### Problem to work on:
Transcribe all the records with complete accuracy.

------------------------------------------------------------

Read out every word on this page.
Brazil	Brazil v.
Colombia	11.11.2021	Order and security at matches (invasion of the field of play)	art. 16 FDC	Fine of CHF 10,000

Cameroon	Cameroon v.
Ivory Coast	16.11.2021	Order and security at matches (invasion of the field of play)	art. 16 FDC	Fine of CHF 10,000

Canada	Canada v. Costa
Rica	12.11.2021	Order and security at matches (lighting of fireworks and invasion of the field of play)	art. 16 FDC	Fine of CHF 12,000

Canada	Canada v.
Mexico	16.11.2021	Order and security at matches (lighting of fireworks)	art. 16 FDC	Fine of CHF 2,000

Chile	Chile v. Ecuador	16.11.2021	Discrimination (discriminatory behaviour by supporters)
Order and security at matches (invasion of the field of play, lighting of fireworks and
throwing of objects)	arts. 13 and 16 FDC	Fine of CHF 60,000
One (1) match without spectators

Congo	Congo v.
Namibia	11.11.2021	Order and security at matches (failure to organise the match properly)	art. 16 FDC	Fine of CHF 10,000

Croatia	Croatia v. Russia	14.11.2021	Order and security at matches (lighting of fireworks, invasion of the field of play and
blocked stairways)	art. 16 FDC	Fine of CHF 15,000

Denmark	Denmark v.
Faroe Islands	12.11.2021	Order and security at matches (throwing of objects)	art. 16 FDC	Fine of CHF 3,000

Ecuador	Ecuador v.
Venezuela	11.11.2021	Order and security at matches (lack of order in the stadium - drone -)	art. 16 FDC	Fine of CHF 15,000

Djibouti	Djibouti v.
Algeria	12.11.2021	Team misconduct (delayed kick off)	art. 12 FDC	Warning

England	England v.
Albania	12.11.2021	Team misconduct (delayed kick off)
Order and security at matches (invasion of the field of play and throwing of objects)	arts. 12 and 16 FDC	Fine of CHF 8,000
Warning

------------------------------------------------------------

### Task solution:
Read out every word on this page.
Brazil	Brazil v.
Colombia	11.11.2021	Order and security at matches (invasion of the field of play)	art. 16 FDC	Fine of CHF 10,000

Cameroon	Cameroon v.
Ivory Coast	16.11.2021	Order and security at matches (invasion of the field of play)	art. 16 FDC	Fine of CHF 10,000

Canada	Canada v. Costa
Rica	12.11.2021	Order and security at matches (lighting of fireworks and invasion of the field of play)	art. 16 FDC	Fine of CHF 12,000

Canada	Canada v.
Mexico	16.11.2021	Order and security at matches (lighting of fireworks)	art. 16 FDC	Fine of CHF 2,000

Chile	Chile v. Ecuador	16.11.2021	Discrimination (discriminatory behaviour by supporters)
Order and security at matches (invasion of the field of play, lighting of fireworks and
throwing of objects)	arts. 13 and 16 FDC	Fine of CHF 60,000
One (1) match without spectators

Congo	Congo v.
Namibia	11.11.2021	Order and security at matches (failure to organise the match properly)	art. 16 FDC	Fine of CHF 10,000

Croatia	Croatia v. Russia	14.11.2021	Order and security at matches (lighting of fireworks, invasion of the field of play and
blocked stairways)	art. 16 FDC	Fine of CHF 15,000

Denmark	Denmark v.
Faroe Islands	12.11.2021	Order and security at matches (throwing of objects)	art. 16 FDC	Fine of CHF 3,000

Ecuador	Ecuador v.
Venezuela	11.11.2021	Order and security at matches (lack of order in the stadium - drone -)	art. 16 FDC	Fine of CHF 15,000

Djibouti	Djibouti v.
Algeria	12.11.2021	Team misconduct (delayed kick off)	art. 12 FDC	Warning

England	England v.
Albania	12.11.2021	Team misconduct (delayed kick off)
Order and security at matches (invasion of the field of play and throwing of objects)	arts. 12 and 16 FDC	Fine of CHF 8,000
Warning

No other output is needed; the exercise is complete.